TASK GOAL:
Quote precisely the final stretch of the listing: start at the line containing "Serialize everything readable" and stop after the last line.
--- Begin MATERIAL ---
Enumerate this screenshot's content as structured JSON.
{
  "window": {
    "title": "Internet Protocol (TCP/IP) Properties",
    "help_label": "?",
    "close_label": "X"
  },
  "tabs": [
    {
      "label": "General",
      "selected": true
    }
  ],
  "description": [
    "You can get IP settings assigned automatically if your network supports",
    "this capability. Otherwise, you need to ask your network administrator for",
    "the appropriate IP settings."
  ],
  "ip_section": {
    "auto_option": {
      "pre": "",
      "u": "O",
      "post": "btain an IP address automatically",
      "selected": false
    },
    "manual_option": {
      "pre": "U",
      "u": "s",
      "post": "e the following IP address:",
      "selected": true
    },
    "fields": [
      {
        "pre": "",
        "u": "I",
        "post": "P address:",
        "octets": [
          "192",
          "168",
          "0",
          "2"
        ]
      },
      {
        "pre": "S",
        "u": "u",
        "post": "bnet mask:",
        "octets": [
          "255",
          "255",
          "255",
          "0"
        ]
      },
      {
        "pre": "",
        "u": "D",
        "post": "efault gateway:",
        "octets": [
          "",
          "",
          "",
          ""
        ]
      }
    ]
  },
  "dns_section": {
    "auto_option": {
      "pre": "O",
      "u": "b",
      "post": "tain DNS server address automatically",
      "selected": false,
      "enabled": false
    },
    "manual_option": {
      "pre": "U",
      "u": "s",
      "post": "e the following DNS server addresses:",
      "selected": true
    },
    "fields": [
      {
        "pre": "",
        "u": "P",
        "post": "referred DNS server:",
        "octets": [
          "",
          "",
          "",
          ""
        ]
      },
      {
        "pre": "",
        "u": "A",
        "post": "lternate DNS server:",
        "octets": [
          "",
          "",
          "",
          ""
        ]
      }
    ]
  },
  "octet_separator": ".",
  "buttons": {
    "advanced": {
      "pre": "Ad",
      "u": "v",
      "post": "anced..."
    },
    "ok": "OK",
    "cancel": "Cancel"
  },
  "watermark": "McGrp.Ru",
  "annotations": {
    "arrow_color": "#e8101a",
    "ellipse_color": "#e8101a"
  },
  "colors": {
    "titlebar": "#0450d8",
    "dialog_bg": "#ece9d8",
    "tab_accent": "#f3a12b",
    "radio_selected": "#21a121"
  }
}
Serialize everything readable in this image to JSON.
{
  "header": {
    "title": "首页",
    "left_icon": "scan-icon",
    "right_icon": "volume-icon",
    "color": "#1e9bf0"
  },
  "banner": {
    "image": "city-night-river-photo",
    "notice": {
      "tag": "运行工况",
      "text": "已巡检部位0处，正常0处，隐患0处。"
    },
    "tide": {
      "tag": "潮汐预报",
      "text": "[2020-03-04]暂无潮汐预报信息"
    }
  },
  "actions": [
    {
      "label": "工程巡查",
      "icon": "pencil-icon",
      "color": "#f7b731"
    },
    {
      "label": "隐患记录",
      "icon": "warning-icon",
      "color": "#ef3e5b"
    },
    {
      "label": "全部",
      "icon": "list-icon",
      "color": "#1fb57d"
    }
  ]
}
--- End MATERIAL ---
RESULT FOR THIS EXERCISE:
Serialize everything readable in this image to JSON.
{
  "header": {
    "title": "首页",
    "left_icon": "scan-icon",
    "right_icon": "volume-icon",
    "color": "#1e9bf0"
  },
  "banner": {
    "image": "city-night-river-photo",
    "notice": {
      "tag": "运行工况",
      "text": "已巡检部位0处，正常0处，隐患0处。"
    },
    "tide": {
      "tag": "潮汐预报",
      "text": "[2020-03-04]暂无潮汐预报信息"
    }
  },
  "actions": [
    {
      "label": "工程巡查",
      "icon": "pencil-icon",
      "color": "#f7b731"
    },
    {
      "label": "隐患记录",
      "icon": "warning-icon",
      "color": "#ef3e5b"
    },
    {
      "label": "全部",
      "icon": "list-icon",
      "color": "#1fb57d"
    }
  ]
}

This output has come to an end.